Stored items from a collection:
______________________________

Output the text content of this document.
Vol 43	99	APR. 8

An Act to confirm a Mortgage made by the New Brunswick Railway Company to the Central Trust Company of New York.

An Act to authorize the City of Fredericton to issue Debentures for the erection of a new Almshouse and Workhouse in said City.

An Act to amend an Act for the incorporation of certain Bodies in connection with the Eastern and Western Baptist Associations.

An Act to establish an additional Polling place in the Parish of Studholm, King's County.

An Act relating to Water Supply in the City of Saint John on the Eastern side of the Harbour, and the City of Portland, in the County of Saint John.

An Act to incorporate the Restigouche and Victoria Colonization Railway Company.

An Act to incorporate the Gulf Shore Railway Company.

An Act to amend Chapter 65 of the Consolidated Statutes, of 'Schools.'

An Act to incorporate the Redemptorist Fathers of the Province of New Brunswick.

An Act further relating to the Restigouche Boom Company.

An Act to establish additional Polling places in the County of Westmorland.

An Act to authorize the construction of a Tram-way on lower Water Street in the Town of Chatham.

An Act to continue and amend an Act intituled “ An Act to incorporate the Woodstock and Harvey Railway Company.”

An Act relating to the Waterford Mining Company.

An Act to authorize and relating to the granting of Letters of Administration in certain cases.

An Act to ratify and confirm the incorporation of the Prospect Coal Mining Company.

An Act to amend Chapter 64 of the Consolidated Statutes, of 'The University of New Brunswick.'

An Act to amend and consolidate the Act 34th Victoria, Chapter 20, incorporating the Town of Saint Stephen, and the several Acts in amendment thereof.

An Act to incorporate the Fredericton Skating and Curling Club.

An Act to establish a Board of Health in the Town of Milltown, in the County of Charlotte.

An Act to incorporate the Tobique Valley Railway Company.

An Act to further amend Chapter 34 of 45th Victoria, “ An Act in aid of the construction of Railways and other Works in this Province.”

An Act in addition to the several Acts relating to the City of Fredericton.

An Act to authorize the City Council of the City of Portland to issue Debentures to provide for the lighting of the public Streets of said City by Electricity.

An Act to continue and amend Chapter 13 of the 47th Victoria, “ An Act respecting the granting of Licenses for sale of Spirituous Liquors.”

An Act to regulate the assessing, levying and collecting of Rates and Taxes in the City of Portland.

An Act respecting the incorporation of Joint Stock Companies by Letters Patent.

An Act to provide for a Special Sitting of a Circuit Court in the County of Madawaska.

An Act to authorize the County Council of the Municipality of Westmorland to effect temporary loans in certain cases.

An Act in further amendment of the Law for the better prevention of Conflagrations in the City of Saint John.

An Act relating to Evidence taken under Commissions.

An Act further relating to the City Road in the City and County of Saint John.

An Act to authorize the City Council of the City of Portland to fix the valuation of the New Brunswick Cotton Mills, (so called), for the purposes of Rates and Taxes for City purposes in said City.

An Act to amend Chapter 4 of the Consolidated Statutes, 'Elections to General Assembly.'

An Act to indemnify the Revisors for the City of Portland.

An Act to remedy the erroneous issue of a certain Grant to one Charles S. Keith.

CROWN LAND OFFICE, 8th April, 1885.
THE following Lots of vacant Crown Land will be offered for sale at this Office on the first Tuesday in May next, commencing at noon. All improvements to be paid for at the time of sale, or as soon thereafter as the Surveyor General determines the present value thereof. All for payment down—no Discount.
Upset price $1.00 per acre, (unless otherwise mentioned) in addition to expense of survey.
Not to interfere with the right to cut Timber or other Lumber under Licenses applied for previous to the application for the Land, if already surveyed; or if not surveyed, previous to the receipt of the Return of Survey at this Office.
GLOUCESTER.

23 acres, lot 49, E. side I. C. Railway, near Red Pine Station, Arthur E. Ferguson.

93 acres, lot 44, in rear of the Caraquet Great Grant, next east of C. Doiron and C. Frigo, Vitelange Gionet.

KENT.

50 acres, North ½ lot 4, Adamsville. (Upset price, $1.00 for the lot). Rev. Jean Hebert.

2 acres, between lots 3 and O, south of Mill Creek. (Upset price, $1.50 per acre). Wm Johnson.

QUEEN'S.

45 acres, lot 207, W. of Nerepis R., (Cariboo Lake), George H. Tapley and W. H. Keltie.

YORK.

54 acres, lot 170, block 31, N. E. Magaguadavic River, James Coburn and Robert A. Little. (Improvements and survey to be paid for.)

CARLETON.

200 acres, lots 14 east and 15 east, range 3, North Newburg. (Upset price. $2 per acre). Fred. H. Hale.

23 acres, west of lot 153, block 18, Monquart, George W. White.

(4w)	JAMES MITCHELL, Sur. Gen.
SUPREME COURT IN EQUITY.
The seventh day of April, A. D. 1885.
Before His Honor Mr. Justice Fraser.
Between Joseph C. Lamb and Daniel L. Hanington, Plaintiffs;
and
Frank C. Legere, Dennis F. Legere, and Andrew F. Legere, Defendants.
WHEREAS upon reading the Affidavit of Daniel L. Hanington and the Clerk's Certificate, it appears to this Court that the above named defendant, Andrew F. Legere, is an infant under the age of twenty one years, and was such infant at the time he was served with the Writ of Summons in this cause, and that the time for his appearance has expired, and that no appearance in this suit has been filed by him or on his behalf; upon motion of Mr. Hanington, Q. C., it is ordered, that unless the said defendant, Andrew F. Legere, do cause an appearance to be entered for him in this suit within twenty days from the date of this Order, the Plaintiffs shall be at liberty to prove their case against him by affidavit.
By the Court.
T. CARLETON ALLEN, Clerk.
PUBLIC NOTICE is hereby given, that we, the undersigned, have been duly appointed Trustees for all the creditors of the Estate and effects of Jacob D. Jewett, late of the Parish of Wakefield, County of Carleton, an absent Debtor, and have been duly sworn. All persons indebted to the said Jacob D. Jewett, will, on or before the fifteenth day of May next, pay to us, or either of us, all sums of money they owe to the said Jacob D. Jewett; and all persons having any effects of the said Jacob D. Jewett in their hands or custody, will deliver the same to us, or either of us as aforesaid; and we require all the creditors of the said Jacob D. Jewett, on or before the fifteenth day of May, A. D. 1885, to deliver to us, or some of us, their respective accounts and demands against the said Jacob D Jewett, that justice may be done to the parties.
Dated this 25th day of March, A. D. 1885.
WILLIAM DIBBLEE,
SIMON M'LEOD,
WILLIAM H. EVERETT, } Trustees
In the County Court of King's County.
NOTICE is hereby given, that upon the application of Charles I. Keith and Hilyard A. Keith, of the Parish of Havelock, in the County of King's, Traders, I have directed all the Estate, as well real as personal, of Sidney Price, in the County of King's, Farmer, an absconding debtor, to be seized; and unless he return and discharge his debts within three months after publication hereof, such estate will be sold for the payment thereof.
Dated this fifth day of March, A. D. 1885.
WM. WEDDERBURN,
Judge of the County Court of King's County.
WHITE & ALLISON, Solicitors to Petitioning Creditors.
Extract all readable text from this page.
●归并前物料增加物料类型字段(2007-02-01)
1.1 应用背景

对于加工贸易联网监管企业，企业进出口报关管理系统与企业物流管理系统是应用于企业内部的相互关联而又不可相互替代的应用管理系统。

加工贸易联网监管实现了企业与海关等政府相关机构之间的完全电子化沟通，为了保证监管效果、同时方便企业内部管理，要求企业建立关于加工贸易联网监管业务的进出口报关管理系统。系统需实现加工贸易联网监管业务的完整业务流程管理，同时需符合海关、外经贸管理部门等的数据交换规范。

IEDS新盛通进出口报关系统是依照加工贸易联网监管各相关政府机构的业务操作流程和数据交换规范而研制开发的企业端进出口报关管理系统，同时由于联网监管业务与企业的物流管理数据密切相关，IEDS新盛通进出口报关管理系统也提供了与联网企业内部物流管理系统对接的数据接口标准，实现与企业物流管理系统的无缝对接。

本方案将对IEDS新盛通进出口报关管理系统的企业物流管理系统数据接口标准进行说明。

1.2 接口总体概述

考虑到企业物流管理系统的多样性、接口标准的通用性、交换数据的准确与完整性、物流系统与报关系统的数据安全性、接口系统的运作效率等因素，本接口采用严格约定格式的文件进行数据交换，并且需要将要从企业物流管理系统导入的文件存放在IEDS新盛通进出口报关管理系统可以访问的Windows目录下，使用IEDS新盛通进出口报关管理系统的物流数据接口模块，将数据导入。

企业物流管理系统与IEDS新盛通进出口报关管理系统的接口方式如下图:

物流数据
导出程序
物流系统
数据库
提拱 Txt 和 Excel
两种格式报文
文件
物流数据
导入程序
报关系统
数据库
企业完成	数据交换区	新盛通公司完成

______________________________

_TASK TO CARRY OUT:_ Quote, word for word, every line starting at the one that contains "Extract all readable text from this page." and ending with the final line of the entries.

_ANSWER TO THIS PROBLEM:_
Extract all readable text from this page.
●归并前物料增加物料类型字段(2007-02-01)
1.1 应用背景

对于加工贸易联网监管企业，企业进出口报关管理系统与企业物流管理系统是应用于企业内部的相互关联而又不可相互替代的应用管理系统。

加工贸易联网监管实现了企业与海关等政府相关机构之间的完全电子化沟通，为了保证监管效果、同时方便企业内部管理，要求企业建立关于加工贸易联网监管业务的进出口报关管理系统。系统需实现加工贸易联网监管业务的完整业务流程管理，同时需符合海关、外经贸管理部门等的数据交换规范。

IEDS新盛通进出口报关系统是依照加工贸易联网监管各相关政府机构的业务操作流程和数据交换规范而研制开发的企业端进出口报关管理系统，同时由于联网监管业务与企业的物流管理数据密切相关，IEDS新盛通进出口报关管理系统也提供了与联网企业内部物流管理系统对接的数据接口标准，实现与企业物流管理系统的无缝对接。

本方案将对IEDS新盛通进出口报关管理系统的企业物流管理系统数据接口标准进行说明。

1.2 接口总体概述

考虑到企业物流管理系统的多样性、接口标准的通用性、交换数据的准确与完整性、物流系统与报关系统的数据安全性、接口系统的运作效率等因素，本接口采用严格约定格式的文件进行数据交换，并且需要将要从企业物流管理系统导入的文件存放在IEDS新盛通进出口报关管理系统可以访问的Windows目录下，使用IEDS新盛通进出口报关管理系统的物流数据接口模块，将数据导入。

企业物流管理系统与IEDS新盛通进出口报关管理系统的接口方式如下图:

物流数据
导出程序
物流系统
数据库
提拱 Txt 和 Excel
两种格式报文
文件
物流数据
导入程序
报关系统
数据库
企业完成	数据交换区	新盛通公司完成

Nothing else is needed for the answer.